#### [Exercise instructions]
Find the lines holding "image" and copy them.
# Data excerpts start
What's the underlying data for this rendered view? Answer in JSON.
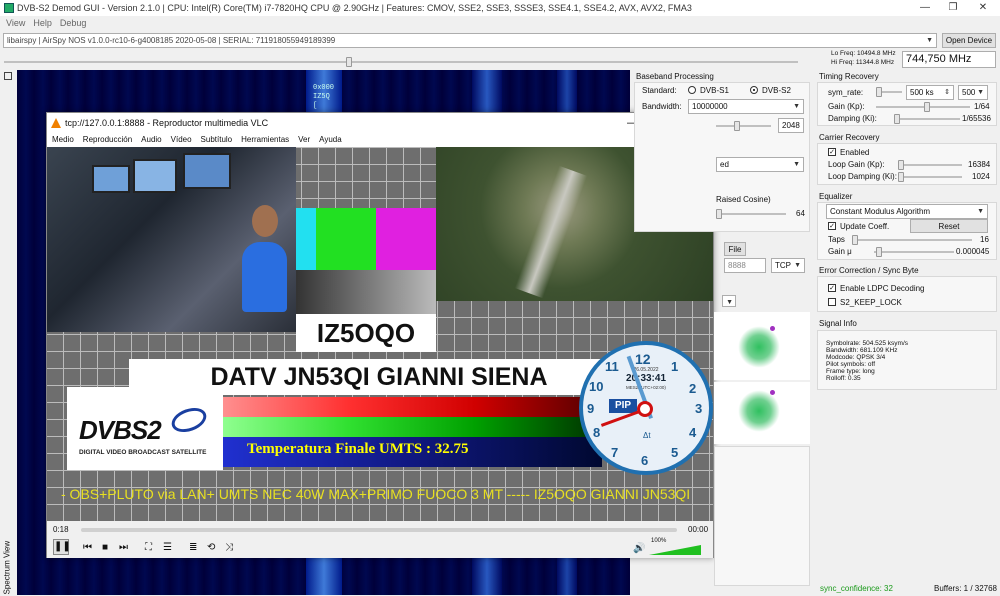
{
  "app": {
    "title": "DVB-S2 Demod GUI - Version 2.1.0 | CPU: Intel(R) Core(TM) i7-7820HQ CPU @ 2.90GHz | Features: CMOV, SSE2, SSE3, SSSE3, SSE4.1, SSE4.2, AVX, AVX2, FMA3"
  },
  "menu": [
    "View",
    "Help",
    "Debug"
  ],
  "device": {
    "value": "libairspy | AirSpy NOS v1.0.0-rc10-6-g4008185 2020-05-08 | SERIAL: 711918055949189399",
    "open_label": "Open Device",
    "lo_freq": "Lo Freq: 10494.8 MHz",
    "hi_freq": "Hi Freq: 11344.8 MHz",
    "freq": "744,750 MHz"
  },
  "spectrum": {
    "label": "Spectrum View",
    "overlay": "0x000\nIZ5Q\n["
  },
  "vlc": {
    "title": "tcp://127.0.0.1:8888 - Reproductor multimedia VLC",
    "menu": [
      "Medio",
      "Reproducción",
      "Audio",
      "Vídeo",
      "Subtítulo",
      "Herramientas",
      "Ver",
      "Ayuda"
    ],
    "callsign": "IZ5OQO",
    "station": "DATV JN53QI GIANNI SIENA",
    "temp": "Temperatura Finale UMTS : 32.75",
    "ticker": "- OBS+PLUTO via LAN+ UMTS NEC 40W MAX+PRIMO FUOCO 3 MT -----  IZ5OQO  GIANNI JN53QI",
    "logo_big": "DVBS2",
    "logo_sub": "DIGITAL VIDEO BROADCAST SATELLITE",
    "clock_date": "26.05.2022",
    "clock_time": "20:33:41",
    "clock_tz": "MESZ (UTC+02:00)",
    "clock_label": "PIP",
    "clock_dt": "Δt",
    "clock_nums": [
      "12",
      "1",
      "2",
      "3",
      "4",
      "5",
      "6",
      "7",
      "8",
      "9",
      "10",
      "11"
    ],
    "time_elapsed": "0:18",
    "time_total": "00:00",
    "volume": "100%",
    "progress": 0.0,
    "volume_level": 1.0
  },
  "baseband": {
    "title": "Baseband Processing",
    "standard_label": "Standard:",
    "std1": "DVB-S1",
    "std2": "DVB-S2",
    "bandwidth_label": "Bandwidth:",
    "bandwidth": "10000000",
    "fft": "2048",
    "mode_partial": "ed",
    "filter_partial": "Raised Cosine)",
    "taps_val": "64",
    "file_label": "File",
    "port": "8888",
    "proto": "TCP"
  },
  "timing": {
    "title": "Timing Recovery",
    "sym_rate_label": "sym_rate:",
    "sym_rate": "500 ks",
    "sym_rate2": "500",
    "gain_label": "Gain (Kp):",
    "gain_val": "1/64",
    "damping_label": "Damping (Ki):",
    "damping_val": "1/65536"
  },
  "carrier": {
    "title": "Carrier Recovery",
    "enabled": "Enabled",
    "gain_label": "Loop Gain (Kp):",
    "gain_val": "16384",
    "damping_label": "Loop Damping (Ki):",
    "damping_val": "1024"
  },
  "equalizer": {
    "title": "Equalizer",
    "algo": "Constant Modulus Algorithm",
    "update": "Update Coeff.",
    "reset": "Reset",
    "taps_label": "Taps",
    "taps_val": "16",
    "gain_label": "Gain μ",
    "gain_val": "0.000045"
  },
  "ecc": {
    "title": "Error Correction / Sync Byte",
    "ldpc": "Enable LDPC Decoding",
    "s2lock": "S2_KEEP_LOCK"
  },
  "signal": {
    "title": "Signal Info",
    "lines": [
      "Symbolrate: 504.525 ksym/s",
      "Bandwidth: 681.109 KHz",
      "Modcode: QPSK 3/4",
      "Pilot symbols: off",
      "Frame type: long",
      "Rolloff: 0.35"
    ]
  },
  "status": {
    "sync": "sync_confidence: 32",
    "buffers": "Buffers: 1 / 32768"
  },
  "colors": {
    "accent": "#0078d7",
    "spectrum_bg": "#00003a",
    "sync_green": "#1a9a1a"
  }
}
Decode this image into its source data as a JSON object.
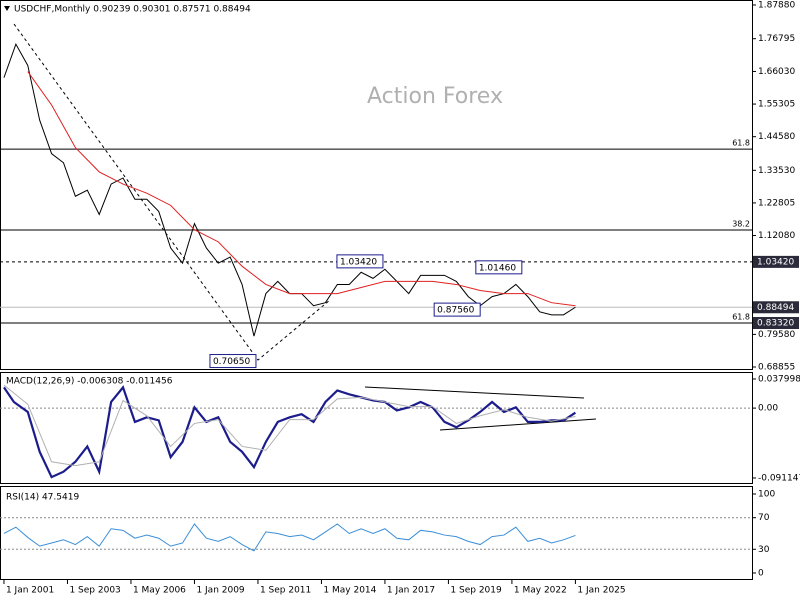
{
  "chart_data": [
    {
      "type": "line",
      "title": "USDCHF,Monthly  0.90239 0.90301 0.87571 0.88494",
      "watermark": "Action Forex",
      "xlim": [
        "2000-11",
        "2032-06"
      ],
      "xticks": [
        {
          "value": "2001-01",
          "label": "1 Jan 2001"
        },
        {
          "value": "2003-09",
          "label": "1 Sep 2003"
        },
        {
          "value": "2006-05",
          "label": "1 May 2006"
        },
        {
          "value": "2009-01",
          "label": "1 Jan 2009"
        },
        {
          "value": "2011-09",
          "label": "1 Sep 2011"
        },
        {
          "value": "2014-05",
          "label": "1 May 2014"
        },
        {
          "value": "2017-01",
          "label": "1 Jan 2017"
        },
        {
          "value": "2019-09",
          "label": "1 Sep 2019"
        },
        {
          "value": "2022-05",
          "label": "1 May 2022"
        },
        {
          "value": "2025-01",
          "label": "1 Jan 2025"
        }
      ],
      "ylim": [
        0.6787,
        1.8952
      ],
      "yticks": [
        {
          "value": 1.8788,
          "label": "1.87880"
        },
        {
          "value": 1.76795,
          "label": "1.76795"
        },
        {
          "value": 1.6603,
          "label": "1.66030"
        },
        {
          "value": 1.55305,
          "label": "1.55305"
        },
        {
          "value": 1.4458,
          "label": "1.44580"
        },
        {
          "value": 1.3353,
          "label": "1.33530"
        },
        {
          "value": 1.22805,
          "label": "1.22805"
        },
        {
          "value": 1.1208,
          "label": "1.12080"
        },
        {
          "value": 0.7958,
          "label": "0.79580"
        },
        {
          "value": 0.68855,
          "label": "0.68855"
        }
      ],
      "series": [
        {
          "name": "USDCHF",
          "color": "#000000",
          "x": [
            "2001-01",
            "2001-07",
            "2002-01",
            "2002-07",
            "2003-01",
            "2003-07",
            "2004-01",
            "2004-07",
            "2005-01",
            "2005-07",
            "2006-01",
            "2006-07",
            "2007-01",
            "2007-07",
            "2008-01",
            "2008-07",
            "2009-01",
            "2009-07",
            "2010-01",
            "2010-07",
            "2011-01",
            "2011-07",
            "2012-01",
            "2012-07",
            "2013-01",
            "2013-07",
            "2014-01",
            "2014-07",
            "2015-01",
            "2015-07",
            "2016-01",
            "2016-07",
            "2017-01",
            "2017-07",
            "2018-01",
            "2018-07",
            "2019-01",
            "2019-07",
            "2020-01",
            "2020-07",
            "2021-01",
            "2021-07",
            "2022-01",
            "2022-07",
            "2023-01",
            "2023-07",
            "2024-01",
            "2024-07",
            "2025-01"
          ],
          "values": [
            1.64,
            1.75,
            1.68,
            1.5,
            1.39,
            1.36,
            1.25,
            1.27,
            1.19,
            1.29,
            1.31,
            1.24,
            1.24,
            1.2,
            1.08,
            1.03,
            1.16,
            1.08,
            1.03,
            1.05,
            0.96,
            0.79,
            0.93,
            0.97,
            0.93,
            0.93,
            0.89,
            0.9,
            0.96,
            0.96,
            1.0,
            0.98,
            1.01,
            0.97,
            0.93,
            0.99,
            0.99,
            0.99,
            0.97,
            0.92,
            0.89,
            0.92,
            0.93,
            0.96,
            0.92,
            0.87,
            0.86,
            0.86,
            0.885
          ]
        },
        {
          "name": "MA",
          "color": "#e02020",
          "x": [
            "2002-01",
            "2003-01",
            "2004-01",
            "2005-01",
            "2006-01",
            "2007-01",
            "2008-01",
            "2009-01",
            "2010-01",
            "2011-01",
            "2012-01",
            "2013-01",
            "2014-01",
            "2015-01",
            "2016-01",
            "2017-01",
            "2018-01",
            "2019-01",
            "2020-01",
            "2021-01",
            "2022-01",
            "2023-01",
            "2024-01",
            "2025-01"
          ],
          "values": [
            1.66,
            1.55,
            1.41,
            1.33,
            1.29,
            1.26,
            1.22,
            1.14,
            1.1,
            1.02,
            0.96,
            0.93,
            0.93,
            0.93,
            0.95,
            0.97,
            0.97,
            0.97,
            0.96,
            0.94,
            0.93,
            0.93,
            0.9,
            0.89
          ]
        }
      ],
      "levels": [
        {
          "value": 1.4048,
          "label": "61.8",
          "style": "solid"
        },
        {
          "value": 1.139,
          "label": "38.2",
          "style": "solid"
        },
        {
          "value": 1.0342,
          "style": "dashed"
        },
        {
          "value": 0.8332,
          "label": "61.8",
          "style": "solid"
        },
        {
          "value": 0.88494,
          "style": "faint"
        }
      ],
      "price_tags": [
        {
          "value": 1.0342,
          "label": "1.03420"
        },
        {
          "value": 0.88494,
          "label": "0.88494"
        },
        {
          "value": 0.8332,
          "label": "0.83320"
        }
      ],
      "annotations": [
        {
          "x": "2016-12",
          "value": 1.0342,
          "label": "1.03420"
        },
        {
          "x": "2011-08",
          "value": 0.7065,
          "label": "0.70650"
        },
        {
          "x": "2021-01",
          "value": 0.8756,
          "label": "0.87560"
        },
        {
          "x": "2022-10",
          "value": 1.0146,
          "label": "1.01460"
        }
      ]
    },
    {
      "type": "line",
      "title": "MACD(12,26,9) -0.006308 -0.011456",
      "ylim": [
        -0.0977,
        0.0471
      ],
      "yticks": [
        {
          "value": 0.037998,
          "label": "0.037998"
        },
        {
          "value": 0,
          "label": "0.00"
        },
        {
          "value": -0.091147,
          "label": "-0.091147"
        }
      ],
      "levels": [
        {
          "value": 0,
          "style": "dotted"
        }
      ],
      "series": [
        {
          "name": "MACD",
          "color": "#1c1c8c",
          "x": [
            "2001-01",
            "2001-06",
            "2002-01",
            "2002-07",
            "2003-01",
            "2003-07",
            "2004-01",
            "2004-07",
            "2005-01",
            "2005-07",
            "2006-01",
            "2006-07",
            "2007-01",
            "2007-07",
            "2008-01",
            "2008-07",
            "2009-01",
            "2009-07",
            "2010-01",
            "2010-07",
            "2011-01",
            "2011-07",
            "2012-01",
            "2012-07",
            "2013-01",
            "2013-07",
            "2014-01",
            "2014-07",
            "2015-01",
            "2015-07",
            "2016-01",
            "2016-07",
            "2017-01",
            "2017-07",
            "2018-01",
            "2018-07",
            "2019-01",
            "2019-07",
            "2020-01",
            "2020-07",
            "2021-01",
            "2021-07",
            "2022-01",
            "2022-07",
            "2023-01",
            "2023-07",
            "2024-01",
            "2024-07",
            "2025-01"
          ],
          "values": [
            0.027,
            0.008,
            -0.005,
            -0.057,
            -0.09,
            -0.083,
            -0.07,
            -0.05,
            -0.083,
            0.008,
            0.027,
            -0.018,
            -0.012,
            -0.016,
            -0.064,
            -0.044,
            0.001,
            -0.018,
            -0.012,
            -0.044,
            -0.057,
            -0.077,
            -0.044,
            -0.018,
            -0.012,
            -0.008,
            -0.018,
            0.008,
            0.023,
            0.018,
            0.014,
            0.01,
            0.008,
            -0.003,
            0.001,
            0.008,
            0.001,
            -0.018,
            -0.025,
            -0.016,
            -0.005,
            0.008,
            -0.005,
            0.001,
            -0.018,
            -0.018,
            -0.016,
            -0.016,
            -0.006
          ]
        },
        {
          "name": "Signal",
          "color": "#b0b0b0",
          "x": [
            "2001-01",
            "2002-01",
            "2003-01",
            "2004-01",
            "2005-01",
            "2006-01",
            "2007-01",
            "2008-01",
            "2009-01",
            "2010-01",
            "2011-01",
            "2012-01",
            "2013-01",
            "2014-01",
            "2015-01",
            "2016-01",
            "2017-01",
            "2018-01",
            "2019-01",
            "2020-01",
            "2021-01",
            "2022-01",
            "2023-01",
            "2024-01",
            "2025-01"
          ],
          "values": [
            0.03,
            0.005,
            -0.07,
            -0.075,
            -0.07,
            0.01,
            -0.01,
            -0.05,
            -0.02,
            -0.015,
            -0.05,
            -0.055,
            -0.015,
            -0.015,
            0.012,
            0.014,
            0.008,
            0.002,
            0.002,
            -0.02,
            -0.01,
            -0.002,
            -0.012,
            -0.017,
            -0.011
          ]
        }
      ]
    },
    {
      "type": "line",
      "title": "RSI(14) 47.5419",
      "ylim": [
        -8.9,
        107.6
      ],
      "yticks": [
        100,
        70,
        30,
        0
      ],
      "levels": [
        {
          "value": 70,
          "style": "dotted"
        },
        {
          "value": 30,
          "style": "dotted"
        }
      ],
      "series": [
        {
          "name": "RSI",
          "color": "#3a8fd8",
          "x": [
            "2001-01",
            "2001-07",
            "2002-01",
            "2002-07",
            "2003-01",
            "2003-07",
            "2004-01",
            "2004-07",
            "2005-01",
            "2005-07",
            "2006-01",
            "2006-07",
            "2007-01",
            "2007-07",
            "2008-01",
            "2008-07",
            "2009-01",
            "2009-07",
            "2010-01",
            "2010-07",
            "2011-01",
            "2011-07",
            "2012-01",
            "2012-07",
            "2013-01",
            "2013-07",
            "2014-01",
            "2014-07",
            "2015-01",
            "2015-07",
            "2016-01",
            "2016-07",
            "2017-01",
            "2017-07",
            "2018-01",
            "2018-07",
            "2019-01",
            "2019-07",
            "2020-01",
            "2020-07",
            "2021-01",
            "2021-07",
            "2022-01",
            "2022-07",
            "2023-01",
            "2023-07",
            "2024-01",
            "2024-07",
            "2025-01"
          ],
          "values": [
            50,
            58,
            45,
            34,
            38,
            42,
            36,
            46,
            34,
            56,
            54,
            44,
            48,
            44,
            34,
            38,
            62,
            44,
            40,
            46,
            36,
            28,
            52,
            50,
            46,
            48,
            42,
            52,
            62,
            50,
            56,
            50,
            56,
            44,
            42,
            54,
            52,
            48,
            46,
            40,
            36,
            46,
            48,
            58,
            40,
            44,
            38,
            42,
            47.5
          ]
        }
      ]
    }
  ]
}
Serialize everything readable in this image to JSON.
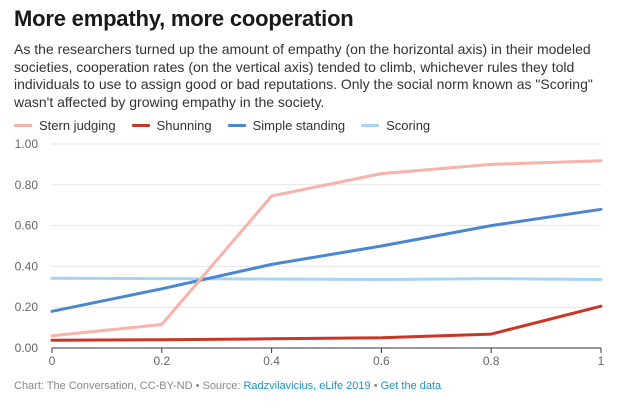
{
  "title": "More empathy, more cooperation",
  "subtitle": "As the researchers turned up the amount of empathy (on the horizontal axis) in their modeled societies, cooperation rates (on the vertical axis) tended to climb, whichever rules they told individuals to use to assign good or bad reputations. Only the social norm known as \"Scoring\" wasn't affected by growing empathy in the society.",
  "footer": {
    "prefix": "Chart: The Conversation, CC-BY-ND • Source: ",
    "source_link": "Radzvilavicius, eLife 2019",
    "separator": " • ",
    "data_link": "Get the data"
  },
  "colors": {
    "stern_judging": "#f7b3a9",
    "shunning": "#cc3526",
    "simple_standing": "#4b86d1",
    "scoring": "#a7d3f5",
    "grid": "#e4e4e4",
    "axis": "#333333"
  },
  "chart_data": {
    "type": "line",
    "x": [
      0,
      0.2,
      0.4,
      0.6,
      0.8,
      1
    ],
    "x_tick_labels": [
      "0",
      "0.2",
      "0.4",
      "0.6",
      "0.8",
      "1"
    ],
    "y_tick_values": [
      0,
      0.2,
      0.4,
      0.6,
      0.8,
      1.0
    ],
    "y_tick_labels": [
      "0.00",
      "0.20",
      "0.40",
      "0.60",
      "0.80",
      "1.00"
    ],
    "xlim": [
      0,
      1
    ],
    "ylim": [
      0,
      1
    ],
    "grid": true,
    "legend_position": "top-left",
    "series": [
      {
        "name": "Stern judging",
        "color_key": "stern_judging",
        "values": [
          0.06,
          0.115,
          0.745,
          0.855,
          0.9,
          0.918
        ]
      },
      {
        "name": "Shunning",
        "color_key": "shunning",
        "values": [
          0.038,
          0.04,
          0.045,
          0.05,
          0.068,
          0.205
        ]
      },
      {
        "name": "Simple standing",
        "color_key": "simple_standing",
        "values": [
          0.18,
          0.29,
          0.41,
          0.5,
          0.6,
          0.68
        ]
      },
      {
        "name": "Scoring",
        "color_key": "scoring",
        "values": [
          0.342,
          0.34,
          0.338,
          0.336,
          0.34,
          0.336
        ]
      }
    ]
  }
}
# Data excerpts end
#### [Worked answer]
Decode this image into its source data as a JSON object.
Serialize everything readable in this image to JSON.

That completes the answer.